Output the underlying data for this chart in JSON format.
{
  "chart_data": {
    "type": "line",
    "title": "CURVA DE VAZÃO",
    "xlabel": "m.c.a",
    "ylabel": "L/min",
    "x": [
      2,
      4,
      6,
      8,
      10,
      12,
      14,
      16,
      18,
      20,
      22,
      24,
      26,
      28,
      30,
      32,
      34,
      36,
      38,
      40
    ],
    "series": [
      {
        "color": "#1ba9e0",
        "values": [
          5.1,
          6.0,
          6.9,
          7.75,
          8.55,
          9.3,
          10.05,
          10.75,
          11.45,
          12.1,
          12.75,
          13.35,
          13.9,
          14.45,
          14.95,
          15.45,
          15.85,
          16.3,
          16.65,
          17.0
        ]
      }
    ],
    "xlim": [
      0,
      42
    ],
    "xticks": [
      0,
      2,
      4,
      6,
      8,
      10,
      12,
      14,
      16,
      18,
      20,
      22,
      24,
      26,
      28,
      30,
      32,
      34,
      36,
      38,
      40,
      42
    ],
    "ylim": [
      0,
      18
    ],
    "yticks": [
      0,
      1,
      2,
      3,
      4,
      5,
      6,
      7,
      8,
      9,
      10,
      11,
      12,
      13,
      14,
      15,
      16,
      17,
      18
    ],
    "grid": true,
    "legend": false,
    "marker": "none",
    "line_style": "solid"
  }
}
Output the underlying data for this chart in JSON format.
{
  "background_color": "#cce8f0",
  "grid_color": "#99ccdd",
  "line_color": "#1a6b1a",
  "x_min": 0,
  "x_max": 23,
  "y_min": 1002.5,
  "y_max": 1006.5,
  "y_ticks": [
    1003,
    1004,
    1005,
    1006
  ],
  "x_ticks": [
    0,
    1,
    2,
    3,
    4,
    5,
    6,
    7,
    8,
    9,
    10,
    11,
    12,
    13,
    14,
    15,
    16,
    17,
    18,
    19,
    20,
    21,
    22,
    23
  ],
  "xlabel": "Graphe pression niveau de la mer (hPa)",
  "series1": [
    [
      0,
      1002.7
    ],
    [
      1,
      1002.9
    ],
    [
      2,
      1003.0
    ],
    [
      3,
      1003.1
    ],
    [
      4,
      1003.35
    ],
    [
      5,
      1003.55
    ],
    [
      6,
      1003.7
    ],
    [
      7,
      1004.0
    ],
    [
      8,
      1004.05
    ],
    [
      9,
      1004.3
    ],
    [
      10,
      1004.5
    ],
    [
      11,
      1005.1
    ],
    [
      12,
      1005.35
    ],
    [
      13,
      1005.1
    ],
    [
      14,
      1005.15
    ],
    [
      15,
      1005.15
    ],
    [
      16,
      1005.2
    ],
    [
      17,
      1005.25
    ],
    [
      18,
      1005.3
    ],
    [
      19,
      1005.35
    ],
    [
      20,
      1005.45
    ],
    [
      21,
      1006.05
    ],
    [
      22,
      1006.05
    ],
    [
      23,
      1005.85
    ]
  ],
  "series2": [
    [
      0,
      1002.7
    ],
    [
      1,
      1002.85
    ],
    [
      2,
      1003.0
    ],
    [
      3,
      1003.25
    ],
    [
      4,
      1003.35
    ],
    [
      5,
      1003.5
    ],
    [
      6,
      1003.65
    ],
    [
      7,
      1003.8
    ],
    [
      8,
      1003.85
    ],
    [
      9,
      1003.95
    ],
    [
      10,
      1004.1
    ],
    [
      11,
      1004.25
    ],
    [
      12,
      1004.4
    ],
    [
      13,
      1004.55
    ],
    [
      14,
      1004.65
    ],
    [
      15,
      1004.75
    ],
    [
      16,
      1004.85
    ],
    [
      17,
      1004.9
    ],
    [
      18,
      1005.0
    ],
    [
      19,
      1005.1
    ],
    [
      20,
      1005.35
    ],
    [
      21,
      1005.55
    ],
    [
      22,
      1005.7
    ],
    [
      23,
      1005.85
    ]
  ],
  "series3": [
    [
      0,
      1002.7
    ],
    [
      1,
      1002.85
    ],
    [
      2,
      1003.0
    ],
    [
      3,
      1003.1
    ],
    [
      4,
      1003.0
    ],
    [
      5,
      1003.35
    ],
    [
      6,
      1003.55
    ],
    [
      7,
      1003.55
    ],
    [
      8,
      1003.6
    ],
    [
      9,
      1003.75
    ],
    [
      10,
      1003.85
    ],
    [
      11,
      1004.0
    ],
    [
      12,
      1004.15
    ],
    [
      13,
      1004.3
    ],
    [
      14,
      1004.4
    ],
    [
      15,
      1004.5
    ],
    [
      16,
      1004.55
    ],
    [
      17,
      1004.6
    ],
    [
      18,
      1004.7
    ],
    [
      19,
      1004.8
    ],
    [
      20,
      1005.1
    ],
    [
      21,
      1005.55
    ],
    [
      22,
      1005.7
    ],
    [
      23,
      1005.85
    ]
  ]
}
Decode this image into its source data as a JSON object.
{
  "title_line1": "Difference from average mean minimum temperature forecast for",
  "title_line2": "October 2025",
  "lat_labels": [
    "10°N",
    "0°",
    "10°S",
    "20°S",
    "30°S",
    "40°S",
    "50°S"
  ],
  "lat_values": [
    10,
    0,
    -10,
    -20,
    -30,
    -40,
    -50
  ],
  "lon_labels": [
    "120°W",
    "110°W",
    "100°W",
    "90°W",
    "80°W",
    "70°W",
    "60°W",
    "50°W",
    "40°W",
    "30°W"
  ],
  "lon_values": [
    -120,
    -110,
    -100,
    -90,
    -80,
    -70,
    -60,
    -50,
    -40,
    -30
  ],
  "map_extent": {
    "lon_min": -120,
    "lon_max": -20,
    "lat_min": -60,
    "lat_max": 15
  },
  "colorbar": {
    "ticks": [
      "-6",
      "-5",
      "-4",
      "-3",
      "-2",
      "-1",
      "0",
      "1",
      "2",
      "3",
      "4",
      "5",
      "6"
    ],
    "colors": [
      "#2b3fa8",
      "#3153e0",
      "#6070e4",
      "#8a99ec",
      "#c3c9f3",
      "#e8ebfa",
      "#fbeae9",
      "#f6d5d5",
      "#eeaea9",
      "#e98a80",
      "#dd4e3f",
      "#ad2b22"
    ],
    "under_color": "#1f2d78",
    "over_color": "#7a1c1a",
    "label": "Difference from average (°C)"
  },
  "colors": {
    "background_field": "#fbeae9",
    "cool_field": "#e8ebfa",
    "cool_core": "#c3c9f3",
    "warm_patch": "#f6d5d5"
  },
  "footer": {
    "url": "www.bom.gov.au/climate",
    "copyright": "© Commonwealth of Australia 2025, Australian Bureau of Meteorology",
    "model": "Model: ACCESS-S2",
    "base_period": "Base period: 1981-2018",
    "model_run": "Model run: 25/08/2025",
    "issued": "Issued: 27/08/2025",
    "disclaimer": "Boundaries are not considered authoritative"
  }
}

> _YOUR OBJECTIVE_
Repeat each entry word for word.

> _SOLUTION_
Output the underlying data for this chart in JSON format.
{
  "chart_data": {
    "type": "line",
    "title": "CURVA DE VAZÃO",
    "xlabel": "m.c.a",
    "ylabel": "L/min",
    "x": [
      2,
      4,
      6,
      8,
      10,
      12,
      14,
      16,
      18,
      20,
      22,
      24,
      26,
      28,
      30,
      32,
      34,
      36,
      38,
      40
    ],
    "series": [
      {
        "color": "#1ba9e0",
        "values": [
          5.1,
          6.0,
          6.9,
          7.75,
          8.55,
          9.3,
          10.05,
          10.75,
          11.45,
          12.1,
          12.75,
          13.35,
          13.9,
          14.45,
          14.95,
          15.45,
          15.85,
          16.3,
          16.65,
          17.0
        ]
      }
    ],
    "xlim": [
      0,
      42
    ],
    "xticks": [
      0,
      2,
      4,
      6,
      8,
      10,
      12,
      14,
      16,
      18,
      20,
      22,
      24,
      26,
      28,
      30,
      32,
      34,
      36,
      38,
      40,
      42
    ],
    "ylim": [
      0,
      18
    ],
    "yticks": [
      0,
      1,
      2,
      3,
      4,
      5,
      6,
      7,
      8,
      9,
      10,
      11,
      12,
      13,
      14,
      15,
      16,
      17,
      18
    ],
    "grid": true,
    "legend": false,
    "marker": "none",
    "line_style": "solid"
  }
}
Output the underlying data for this chart in JSON format.
{
  "background_color": "#cce8f0",
  "grid_color": "#99ccdd",
  "line_color": "#1a6b1a",
  "x_min": 0,
  "x_max": 23,
  "y_min": 1002.5,
  "y_max": 1006.5,
  "y_ticks": [
    1003,
    1004,
    1005,
    1006
  ],
  "x_ticks": [
    0,
    1,
    2,
    3,
    4,
    5,
    6,
    7,
    8,
    9,
    10,
    11,
    12,
    13,
    14,
    15,
    16,
    17,
    18,
    19,
    20,
    21,
    22,
    23
  ],
  "xlabel": "Graphe pression niveau de la mer (hPa)",
  "series1": [
    [
      0,
      1002.7
    ],
    [
      1,
      1002.9
    ],
    [
      2,
      1003.0
    ],
    [
      3,
      1003.1
    ],
    [
      4,
      1003.35
    ],
    [
      5,
      1003.55
    ],
    [
      6,
      1003.7
    ],
    [
      7,
      1004.0
    ],
    [
      8,
      1004.05
    ],
    [
      9,
      1004.3
    ],
    [
      10,
      1004.5
    ],
    [
      11,
      1005.1
    ],
    [
      12,
      1005.35
    ],
    [
      13,
      1005.1
    ],
    [
      14,
      1005.15
    ],
    [
      15,
      1005.15
    ],
    [
      16,
      1005.2
    ],
    [
      17,
      1005.25
    ],
    [
      18,
      1005.3
    ],
    [
      19,
      1005.35
    ],
    [
      20,
      1005.45
    ],
    [
      21,
      1006.05
    ],
    [
      22,
      1006.05
    ],
    [
      23,
      1005.85
    ]
  ],
  "series2": [
    [
      0,
      1002.7
    ],
    [
      1,
      1002.85
    ],
    [
      2,
      1003.0
    ],
    [
      3,
      1003.25
    ],
    [
      4,
      1003.35
    ],
    [
      5,
      1003.5
    ],
    [
      6,
      1003.65
    ],
    [
      7,
      1003.8
    ],
    [
      8,
      1003.85
    ],
    [
      9,
      1003.95
    ],
    [
      10,
      1004.1
    ],
    [
      11,
      1004.25
    ],
    [
      12,
      1004.4
    ],
    [
      13,
      1004.55
    ],
    [
      14,
      1004.65
    ],
    [
      15,
      1004.75
    ],
    [
      16,
      1004.85
    ],
    [
      17,
      1004.9
    ],
    [
      18,
      1005.0
    ],
    [
      19,
      1005.1
    ],
    [
      20,
      1005.35
    ],
    [
      21,
      1005.55
    ],
    [
      22,
      1005.7
    ],
    [
      23,
      1005.85
    ]
  ],
  "series3": [
    [
      0,
      1002.7
    ],
    [
      1,
      1002.85
    ],
    [
      2,
      1003.0
    ],
    [
      3,
      1003.1
    ],
    [
      4,
      1003.0
    ],
    [
      5,
      1003.35
    ],
    [
      6,
      1003.55
    ],
    [
      7,
      1003.55
    ],
    [
      8,
      1003.6
    ],
    [
      9,
      1003.75
    ],
    [
      10,
      1003.85
    ],
    [
      11,
      1004.0
    ],
    [
      12,
      1004.15
    ],
    [
      13,
      1004.3
    ],
    [
      14,
      1004.4
    ],
    [
      15,
      1004.5
    ],
    [
      16,
      1004.55
    ],
    [
      17,
      1004.6
    ],
    [
      18,
      1004.7
    ],
    [
      19,
      1004.8
    ],
    [
      20,
      1005.1
    ],
    [
      21,
      1005.55
    ],
    [
      22,
      1005.7
    ],
    [
      23,
      1005.85
    ]
  ]
}
Decode this image into its source data as a JSON object.
{
  "title_line1": "Difference from average mean minimum temperature forecast for",
  "title_line2": "October 2025",
  "lat_labels": [
    "10°N",
    "0°",
    "10°S",
    "20°S",
    "30°S",
    "40°S",
    "50°S"
  ],
  "lat_values": [
    10,
    0,
    -10,
    -20,
    -30,
    -40,
    -50
  ],
  "lon_labels": [
    "120°W",
    "110°W",
    "100°W",
    "90°W",
    "80°W",
    "70°W",
    "60°W",
    "50°W",
    "40°W",
    "30°W"
  ],
  "lon_values": [
    -120,
    -110,
    -100,
    -90,
    -80,
    -70,
    -60,
    -50,
    -40,
    -30
  ],
  "map_extent": {
    "lon_min": -120,
    "lon_max": -20,
    "lat_min": -60,
    "lat_max": 15
  },
  "colorbar": {
    "ticks": [
      "-6",
      "-5",
      "-4",
      "-3",
      "-2",
      "-1",
      "0",
      "1",
      "2",
      "3",
      "4",
      "5",
      "6"
    ],
    "colors": [
      "#2b3fa8",
      "#3153e0",
      "#6070e4",
      "#8a99ec",
      "#c3c9f3",
      "#e8ebfa",
      "#fbeae9",
      "#f6d5d5",
      "#eeaea9",
      "#e98a80",
      "#dd4e3f",
      "#ad2b22"
    ],
    "under_color": "#1f2d78",
    "over_color": "#7a1c1a",
    "label": "Difference from average (°C)"
  },
  "colors": {
    "background_field": "#fbeae9",
    "cool_field": "#e8ebfa",
    "cool_core": "#c3c9f3",
    "warm_patch": "#f6d5d5"
  },
  "footer": {
    "url": "www.bom.gov.au/climate",
    "copyright": "© Commonwealth of Australia 2025, Australian Bureau of Meteorology",
    "model": "Model: ACCESS-S2",
    "base_period": "Base period: 1981-2018",
    "model_run": "Model run: 25/08/2025",
    "issued": "Issued: 27/08/2025",
    "disclaimer": "Boundaries are not considered authoritative"
  }
}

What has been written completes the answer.